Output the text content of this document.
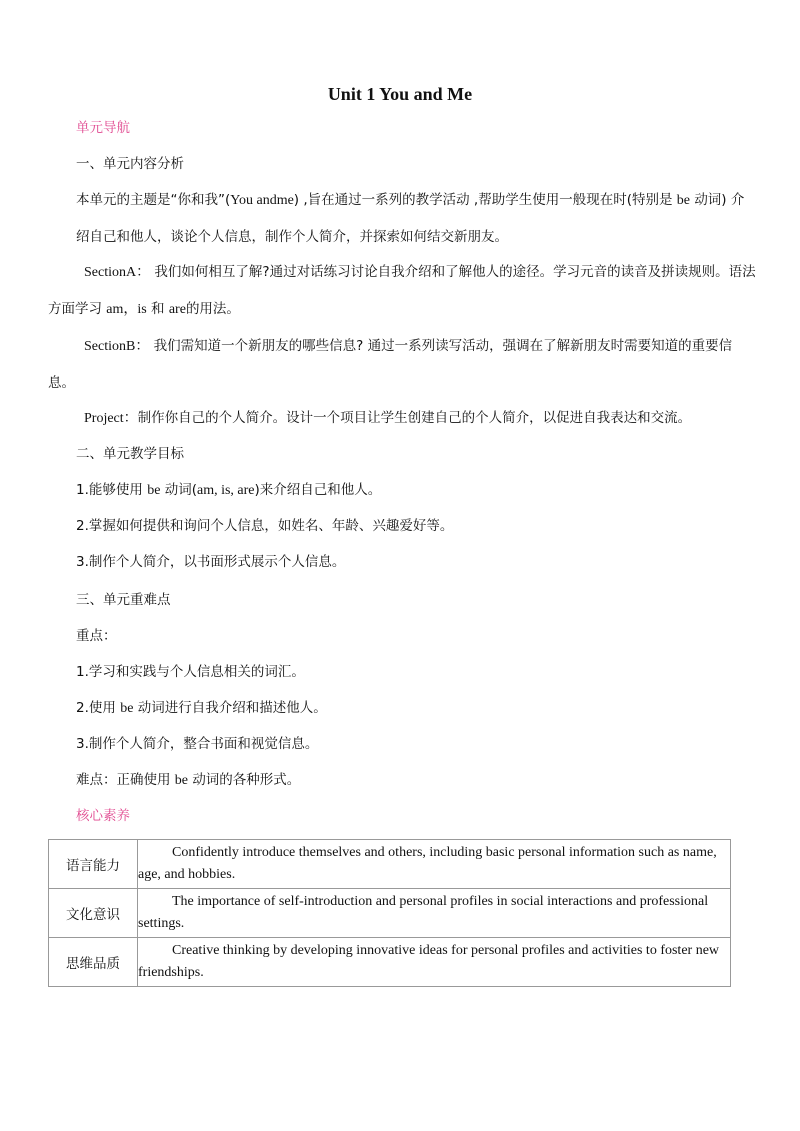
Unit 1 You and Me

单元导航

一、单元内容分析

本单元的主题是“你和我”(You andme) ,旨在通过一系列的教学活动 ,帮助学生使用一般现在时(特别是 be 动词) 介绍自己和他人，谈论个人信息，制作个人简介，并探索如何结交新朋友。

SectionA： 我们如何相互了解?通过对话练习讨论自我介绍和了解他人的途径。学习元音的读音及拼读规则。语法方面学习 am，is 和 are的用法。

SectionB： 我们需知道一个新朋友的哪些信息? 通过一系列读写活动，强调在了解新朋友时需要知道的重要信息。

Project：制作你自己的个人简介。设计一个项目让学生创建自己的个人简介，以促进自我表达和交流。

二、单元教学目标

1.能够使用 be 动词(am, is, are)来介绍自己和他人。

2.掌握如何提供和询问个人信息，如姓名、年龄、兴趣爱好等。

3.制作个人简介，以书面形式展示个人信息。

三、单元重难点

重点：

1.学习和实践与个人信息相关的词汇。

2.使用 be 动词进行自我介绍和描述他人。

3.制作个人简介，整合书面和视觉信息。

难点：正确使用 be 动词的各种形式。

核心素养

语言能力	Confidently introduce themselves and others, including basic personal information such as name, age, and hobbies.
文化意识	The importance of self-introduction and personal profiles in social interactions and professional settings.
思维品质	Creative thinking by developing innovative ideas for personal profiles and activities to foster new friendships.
.....
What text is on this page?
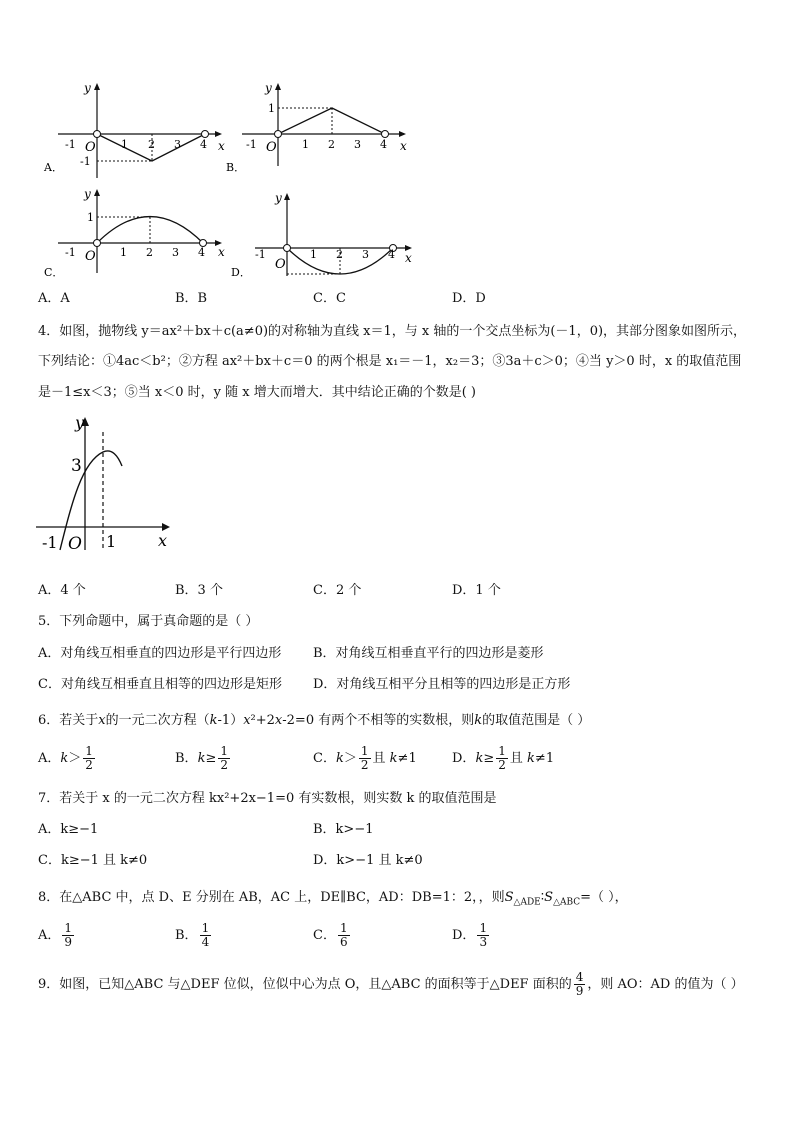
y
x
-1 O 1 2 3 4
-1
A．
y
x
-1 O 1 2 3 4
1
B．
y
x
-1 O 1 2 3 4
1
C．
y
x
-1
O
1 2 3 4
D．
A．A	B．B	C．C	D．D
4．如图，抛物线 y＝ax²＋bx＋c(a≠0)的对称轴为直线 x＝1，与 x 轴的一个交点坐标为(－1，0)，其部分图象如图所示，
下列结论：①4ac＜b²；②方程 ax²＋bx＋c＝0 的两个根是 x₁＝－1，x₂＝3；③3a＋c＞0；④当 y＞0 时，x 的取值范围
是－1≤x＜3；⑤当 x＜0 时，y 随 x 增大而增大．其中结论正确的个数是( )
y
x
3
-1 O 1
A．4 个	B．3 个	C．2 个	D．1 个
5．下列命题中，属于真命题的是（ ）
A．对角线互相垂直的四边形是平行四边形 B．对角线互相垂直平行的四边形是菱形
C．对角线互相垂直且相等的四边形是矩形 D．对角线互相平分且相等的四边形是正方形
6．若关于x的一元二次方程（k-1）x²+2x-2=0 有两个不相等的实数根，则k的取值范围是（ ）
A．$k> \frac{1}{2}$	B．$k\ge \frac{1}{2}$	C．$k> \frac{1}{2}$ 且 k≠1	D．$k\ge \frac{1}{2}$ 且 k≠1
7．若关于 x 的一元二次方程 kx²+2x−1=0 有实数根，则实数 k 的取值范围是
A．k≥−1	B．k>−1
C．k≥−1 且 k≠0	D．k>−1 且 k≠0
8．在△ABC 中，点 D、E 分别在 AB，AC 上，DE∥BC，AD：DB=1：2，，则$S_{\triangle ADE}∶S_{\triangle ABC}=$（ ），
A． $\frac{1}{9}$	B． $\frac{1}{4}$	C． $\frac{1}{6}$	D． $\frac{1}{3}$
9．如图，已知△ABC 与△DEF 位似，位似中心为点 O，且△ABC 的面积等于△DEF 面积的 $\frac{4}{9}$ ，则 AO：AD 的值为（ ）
.....
▶ [Task goal]: Copy each line in the data that holds the word "this".

▶ [Reply]:
Output the text content of this document.
What text is on this page?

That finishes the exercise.